# [Written request]
The records below hold pictures; please leave those out and retype the rest exactly.

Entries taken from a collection

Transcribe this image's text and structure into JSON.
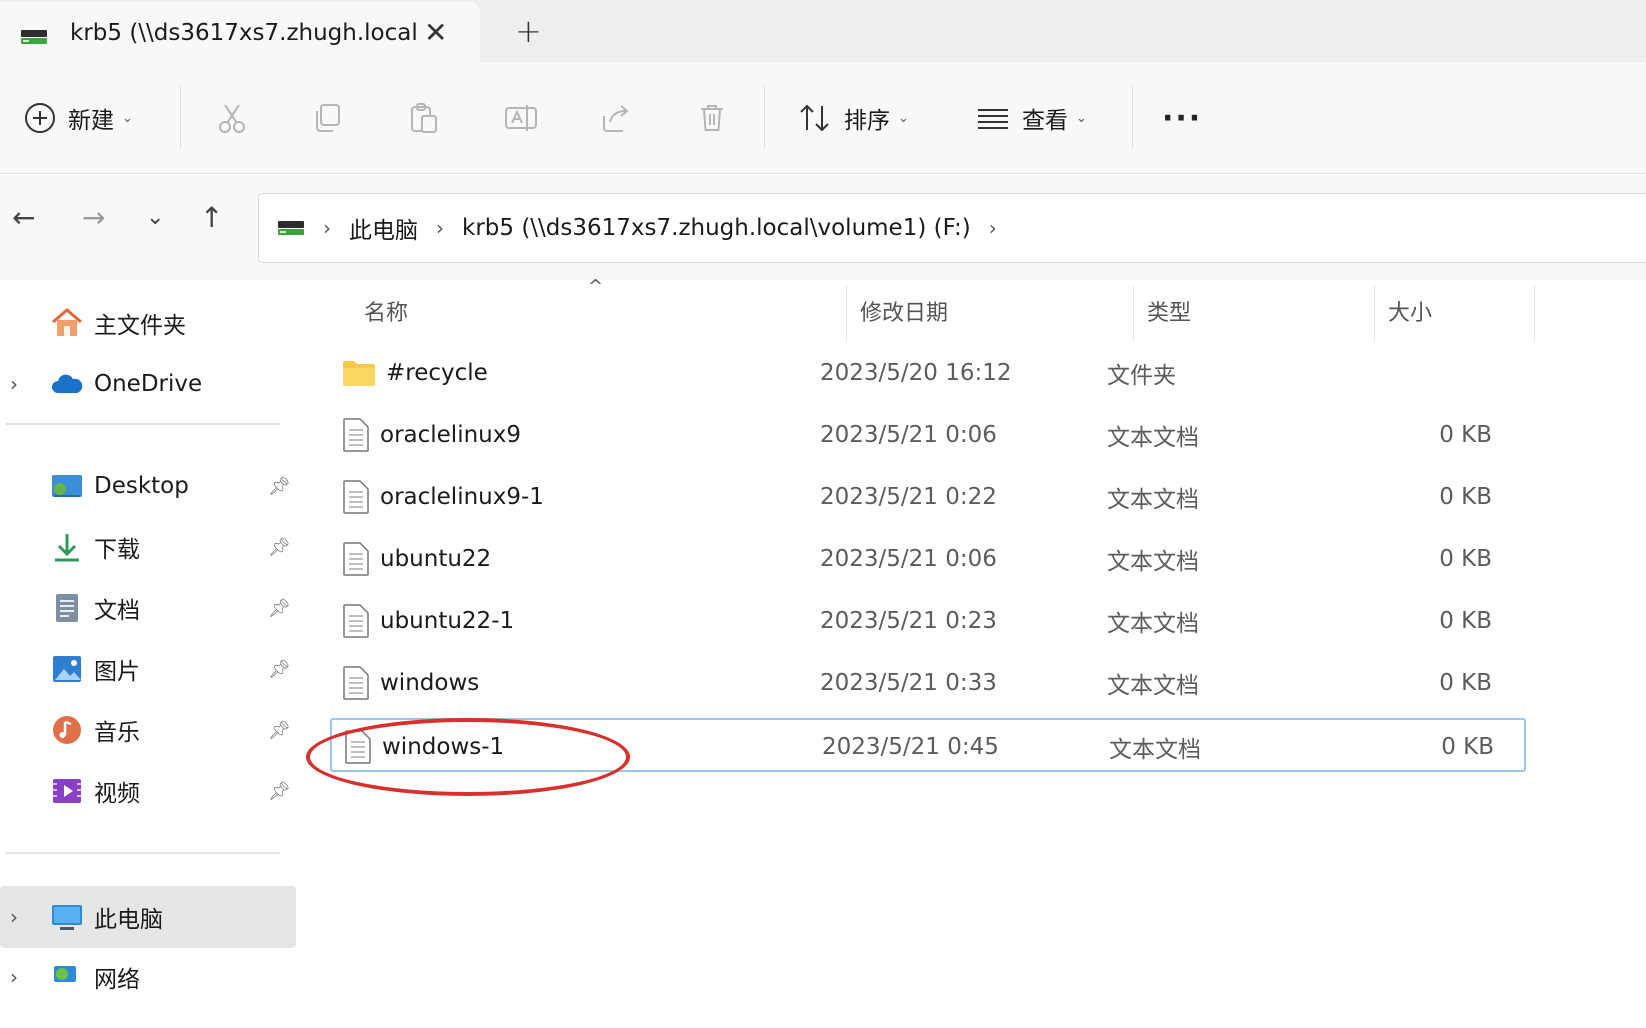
{
  "tab": {
    "title": "krb5 (\\\\ds3617xs7.zhugh.local",
    "close_label": "✕",
    "new_tab_label": "+"
  },
  "toolbar": {
    "new_label": "新建",
    "sort_label": "排序",
    "view_label": "查看",
    "more_label": "···"
  },
  "address": {
    "crumbs": [
      "此电脑",
      "krb5 (\\\\ds3617xs7.zhugh.local\\volume1) (F:)"
    ]
  },
  "sidebar": {
    "items": [
      {
        "label": "主文件夹"
      },
      {
        "label": "OneDrive"
      },
      {
        "label": "Desktop"
      },
      {
        "label": "下载"
      },
      {
        "label": "文档"
      },
      {
        "label": "图片"
      },
      {
        "label": "音乐"
      },
      {
        "label": "视频"
      },
      {
        "label": "此电脑"
      },
      {
        "label": "网络"
      }
    ]
  },
  "columns": {
    "name": "名称",
    "date": "修改日期",
    "type": "类型",
    "size": "大小"
  },
  "files": [
    {
      "name": "#recycle",
      "date": "2023/5/20 16:12",
      "type": "文件夹",
      "size": "",
      "icon": "folder-icon"
    },
    {
      "name": "oraclelinux9",
      "date": "2023/5/21 0:06",
      "type": "文本文档",
      "size": "0 KB",
      "icon": "text-file-icon"
    },
    {
      "name": "oraclelinux9-1",
      "date": "2023/5/21 0:22",
      "type": "文本文档",
      "size": "0 KB",
      "icon": "text-file-icon"
    },
    {
      "name": "ubuntu22",
      "date": "2023/5/21 0:06",
      "type": "文本文档",
      "size": "0 KB",
      "icon": "text-file-icon"
    },
    {
      "name": "ubuntu22-1",
      "date": "2023/5/21 0:23",
      "type": "文本文档",
      "size": "0 KB",
      "icon": "text-file-icon"
    },
    {
      "name": "windows",
      "date": "2023/5/21 0:33",
      "type": "文本文档",
      "size": "0 KB",
      "icon": "text-file-icon"
    },
    {
      "name": "windows-1",
      "date": "2023/5/21 0:45",
      "type": "文本文档",
      "size": "0 KB",
      "icon": "text-file-icon"
    }
  ],
  "colors": {
    "selection_border": "#9cc3ea",
    "annotation": "#d9302e",
    "folder": "#f7c948"
  }
}
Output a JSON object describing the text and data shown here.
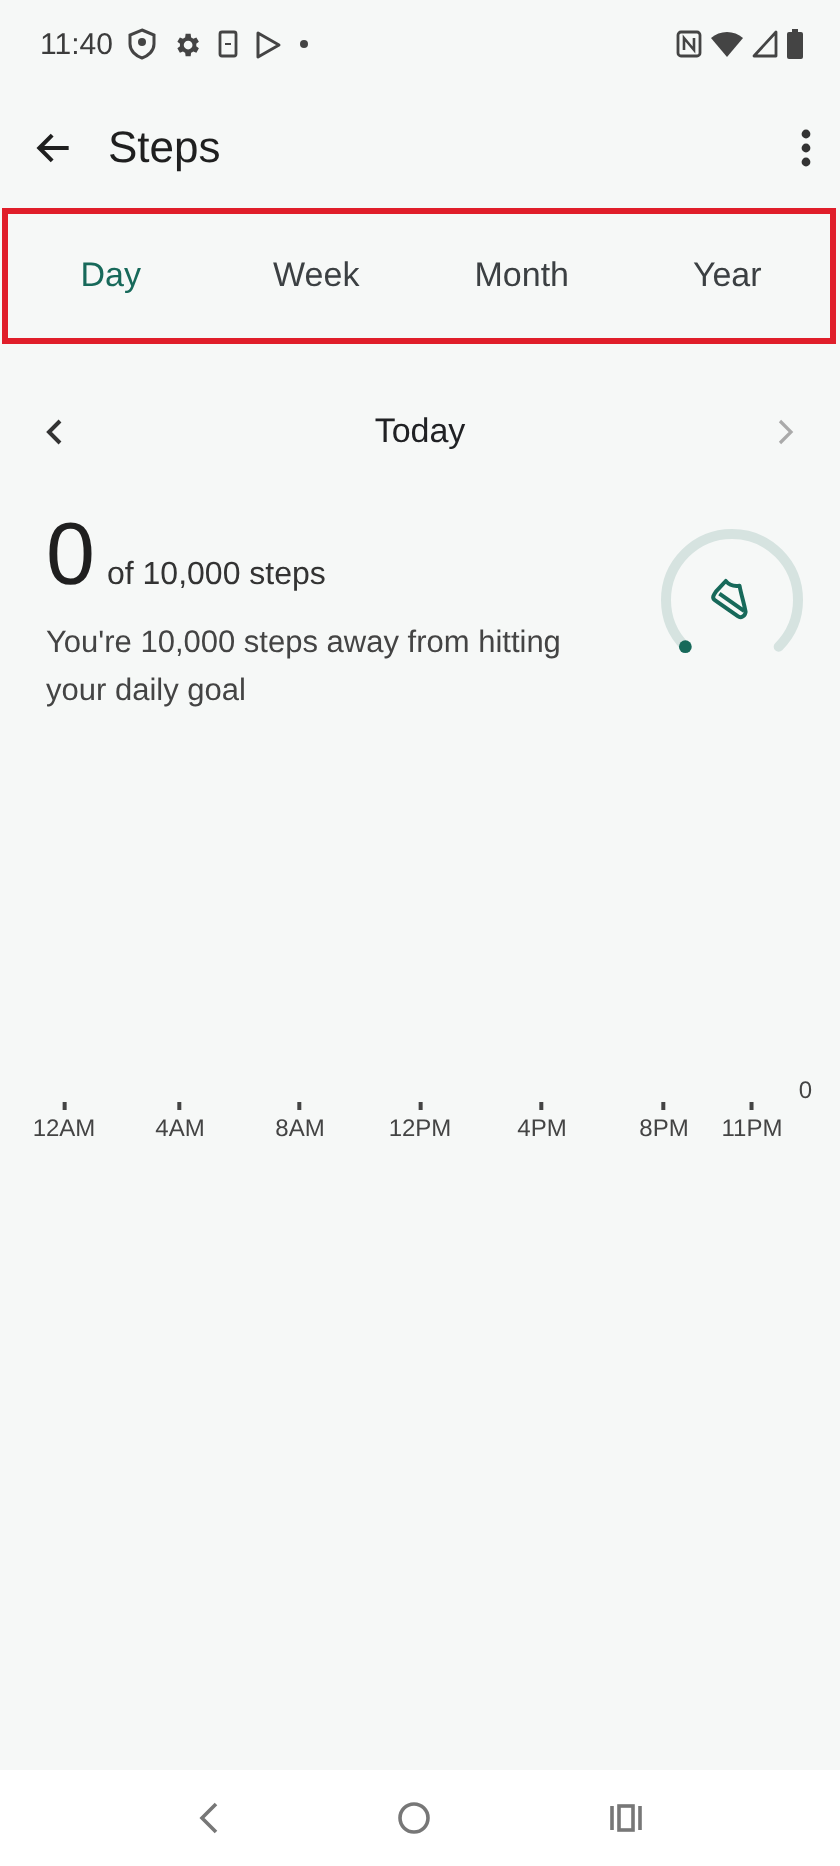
{
  "status_bar": {
    "time": "11:40"
  },
  "app_bar": {
    "title": "Steps"
  },
  "tab_bar": {
    "highlighted": true,
    "tabs": [
      {
        "label": "Day",
        "selected": true
      },
      {
        "label": "Week",
        "selected": false
      },
      {
        "label": "Month",
        "selected": false
      },
      {
        "label": "Year",
        "selected": false
      }
    ]
  },
  "date_nav": {
    "label": "Today",
    "next_disabled": true
  },
  "summary": {
    "count": "0",
    "goal": "of 10,000 steps",
    "message": "You're 10,000 steps away from hitting your daily goal"
  },
  "chart": {
    "x_labels": [
      "12AM",
      "4AM",
      "8AM",
      "12PM",
      "4PM",
      "8PM",
      "11PM"
    ],
    "y_label": "0"
  }
}
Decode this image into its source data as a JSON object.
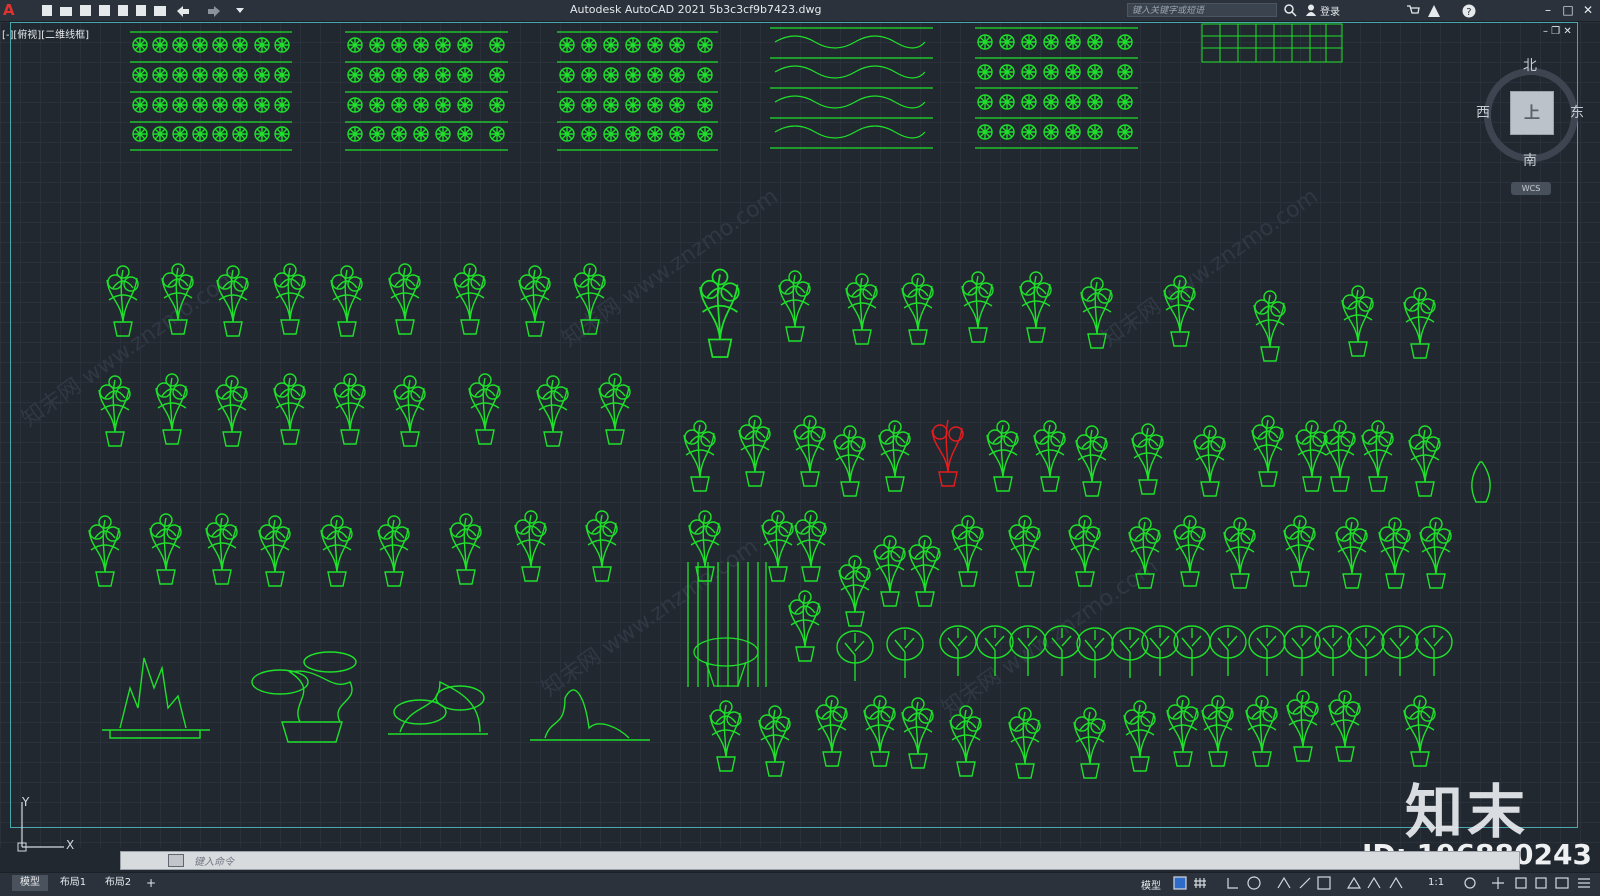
{
  "app": {
    "logo": "A",
    "title": "Autodesk AutoCAD 2021    5b3c3cf9b7423.dwg",
    "search_placeholder": "键入关键字或短语",
    "login": "登录"
  },
  "viewport": {
    "label": "[-][俯视][二维线框]",
    "controls": "– ❐ ✕"
  },
  "viewcube": {
    "face": "上",
    "north": "北",
    "south": "南",
    "east": "东",
    "west": "西",
    "wcs": "WCS"
  },
  "ucs": {
    "x": "X",
    "y": "Y"
  },
  "watermark": {
    "brand": "知末",
    "id": "ID: 196880243",
    "diagonal": "知末网 www.znzmo.com"
  },
  "command": {
    "placeholder": "键入命令"
  },
  "status": {
    "tabs": [
      "模型",
      "布局1",
      "布局2",
      "+"
    ],
    "model": "模型",
    "scale": "1:1"
  },
  "colors": {
    "plant_green": "#1fe02a",
    "plant_cyan": "#3fd5e0",
    "plant_red": "#e81c1c",
    "frame": "#4aa7ad"
  }
}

# [Solution for this task]
Transcribe this image's text and structure into JSON.
{
  "tab": {
    "title": "krb5 (\\\\ds3617xs7.zhugh.local",
    "close_label": "✕",
    "new_tab_label": "+"
  },
  "toolbar": {
    "new_label": "新建",
    "sort_label": "排序",
    "view_label": "查看",
    "more_label": "···"
  },
  "address": {
    "crumbs": [
      "此电脑",
      "krb5 (\\\\ds3617xs7.zhugh.local\\volume1) (F:)"
    ]
  },
  "sidebar": {
    "items": [
      {
        "label": "主文件夹"
      },
      {
        "label": "OneDrive"
      },
      {
        "label": "Desktop"
      },
      {
        "label": "下载"
      },
      {
        "label": "文档"
      },
      {
        "label": "图片"
      },
      {
        "label": "音乐"
      },
      {
        "label": "视频"
      },
      {
        "label": "此电脑"
      },
      {
        "label": "网络"
      }
    ]
  },
  "columns": {
    "name": "名称",
    "date": "修改日期",
    "type": "类型",
    "size": "大小"
  },
  "files": [
    {
      "name": "#recycle",
      "date": "2023/5/20 16:12",
      "type": "文件夹",
      "size": "",
      "icon": "folder-icon"
    },
    {
      "name": "oraclelinux9",
      "date": "2023/5/21 0:06",
      "type": "文本文档",
      "size": "0 KB",
      "icon": "text-file-icon"
    },
    {
      "name": "oraclelinux9-1",
      "date": "2023/5/21 0:22",
      "type": "文本文档",
      "size": "0 KB",
      "icon": "text-file-icon"
    },
    {
      "name": "ubuntu22",
      "date": "2023/5/21 0:06",
      "type": "文本文档",
      "size": "0 KB",
      "icon": "text-file-icon"
    },
    {
      "name": "ubuntu22-1",
      "date": "2023/5/21 0:23",
      "type": "文本文档",
      "size": "0 KB",
      "icon": "text-file-icon"
    },
    {
      "name": "windows",
      "date": "2023/5/21 0:33",
      "type": "文本文档",
      "size": "0 KB",
      "icon": "text-file-icon"
    },
    {
      "name": "windows-1",
      "date": "2023/5/21 0:45",
      "type": "文本文档",
      "size": "0 KB",
      "icon": "text-file-icon"
    }
  ],
  "colors": {
    "selection_border": "#9cc3ea",
    "annotation": "#d9302e",
    "folder": "#f7c948"
  }
}
Output a JSON object describing the text and data shown here.
{
  "status_bar": {
    "time": "11:40"
  },
  "app_bar": {
    "title": "Steps"
  },
  "tab_bar": {
    "highlighted": true,
    "tabs": [
      {
        "label": "Day",
        "selected": true
      },
      {
        "label": "Week",
        "selected": false
      },
      {
        "label": "Month",
        "selected": false
      },
      {
        "label": "Year",
        "selected": false
      }
    ]
  },
  "date_nav": {
    "label": "Today",
    "next_disabled": true
  },
  "summary": {
    "count": "0",
    "goal": "of 10,000 steps",
    "message": "You're 10,000 steps away from hitting your daily goal"
  },
  "chart": {
    "x_labels": [
      "12AM",
      "4AM",
      "8AM",
      "12PM",
      "4PM",
      "8PM",
      "11PM"
    ],
    "y_label": "0"
  }
}
Decode this image into its source data as a JSON object.
{
  "app": {
    "logo": "A",
    "title": "Autodesk AutoCAD 2021    5b3c3cf9b7423.dwg",
    "search_placeholder": "键入关键字或短语",
    "login": "登录"
  },
  "viewport": {
    "label": "[-][俯视][二维线框]",
    "controls": "– ❐ ✕"
  },
  "viewcube": {
    "face": "上",
    "north": "北",
    "south": "南",
    "east": "东",
    "west": "西",
    "wcs": "WCS"
  },
  "ucs": {
    "x": "X",
    "y": "Y"
  },
  "watermark": {
    "brand": "知末",
    "id": "ID: 196880243",
    "diagonal": "知末网 www.znzmo.com"
  },
  "command": {
    "placeholder": "键入命令"
  },
  "status": {
    "tabs": [
      "模型",
      "布局1",
      "布局2",
      "+"
    ],
    "model": "模型",
    "scale": "1:1"
  },
  "colors": {
    "plant_green": "#1fe02a",
    "plant_cyan": "#3fd5e0",
    "plant_red": "#e81c1c",
    "frame": "#4aa7ad"
  }
}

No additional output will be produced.